# Required task
Extract every line from the records below that contains the word "arrow".

# Data
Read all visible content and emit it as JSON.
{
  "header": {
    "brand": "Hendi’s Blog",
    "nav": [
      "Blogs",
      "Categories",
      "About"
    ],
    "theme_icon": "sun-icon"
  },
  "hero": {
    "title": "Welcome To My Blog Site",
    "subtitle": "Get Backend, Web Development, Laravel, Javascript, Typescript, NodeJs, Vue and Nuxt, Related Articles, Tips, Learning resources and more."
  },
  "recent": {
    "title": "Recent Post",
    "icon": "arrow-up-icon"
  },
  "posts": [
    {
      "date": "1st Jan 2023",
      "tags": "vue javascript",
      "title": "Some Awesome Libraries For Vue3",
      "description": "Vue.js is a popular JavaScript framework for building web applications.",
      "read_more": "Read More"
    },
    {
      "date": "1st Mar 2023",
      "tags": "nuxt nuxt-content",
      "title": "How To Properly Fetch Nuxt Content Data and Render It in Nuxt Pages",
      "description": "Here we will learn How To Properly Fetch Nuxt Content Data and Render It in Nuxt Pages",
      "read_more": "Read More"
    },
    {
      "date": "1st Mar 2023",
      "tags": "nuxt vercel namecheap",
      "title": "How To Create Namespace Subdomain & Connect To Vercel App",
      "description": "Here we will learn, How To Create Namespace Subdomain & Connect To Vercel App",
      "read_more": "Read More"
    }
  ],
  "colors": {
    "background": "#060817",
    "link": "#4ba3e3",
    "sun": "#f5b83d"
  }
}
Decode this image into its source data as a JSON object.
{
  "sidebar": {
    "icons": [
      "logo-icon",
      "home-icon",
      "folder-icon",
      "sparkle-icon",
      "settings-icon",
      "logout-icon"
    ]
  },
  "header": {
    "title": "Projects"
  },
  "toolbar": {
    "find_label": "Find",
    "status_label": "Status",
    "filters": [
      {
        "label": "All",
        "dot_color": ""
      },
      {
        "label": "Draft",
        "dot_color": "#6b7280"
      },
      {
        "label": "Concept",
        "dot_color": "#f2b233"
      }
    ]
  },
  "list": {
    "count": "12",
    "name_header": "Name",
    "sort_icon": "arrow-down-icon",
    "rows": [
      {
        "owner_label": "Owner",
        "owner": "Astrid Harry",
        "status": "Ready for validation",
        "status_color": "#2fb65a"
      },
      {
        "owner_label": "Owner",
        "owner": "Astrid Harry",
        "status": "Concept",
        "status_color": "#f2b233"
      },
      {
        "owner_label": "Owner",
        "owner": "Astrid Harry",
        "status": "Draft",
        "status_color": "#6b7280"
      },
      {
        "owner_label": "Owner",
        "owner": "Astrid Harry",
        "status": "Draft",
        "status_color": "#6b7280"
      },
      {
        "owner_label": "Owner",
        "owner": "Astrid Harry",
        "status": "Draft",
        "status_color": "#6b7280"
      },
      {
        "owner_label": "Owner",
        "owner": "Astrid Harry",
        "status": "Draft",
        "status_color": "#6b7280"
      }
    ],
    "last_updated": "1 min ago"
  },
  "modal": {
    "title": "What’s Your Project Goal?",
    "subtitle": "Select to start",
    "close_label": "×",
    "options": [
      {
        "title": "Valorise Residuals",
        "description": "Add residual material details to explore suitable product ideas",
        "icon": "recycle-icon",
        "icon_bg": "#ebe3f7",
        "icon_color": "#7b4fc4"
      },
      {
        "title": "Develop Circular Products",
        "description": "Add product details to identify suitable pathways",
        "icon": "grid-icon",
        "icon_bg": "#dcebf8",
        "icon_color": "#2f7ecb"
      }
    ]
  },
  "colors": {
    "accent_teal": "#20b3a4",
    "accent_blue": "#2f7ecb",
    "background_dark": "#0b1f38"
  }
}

# Full solution
    "icon": "arrow-up-icon"
    "sort_icon": "arrow-down-icon",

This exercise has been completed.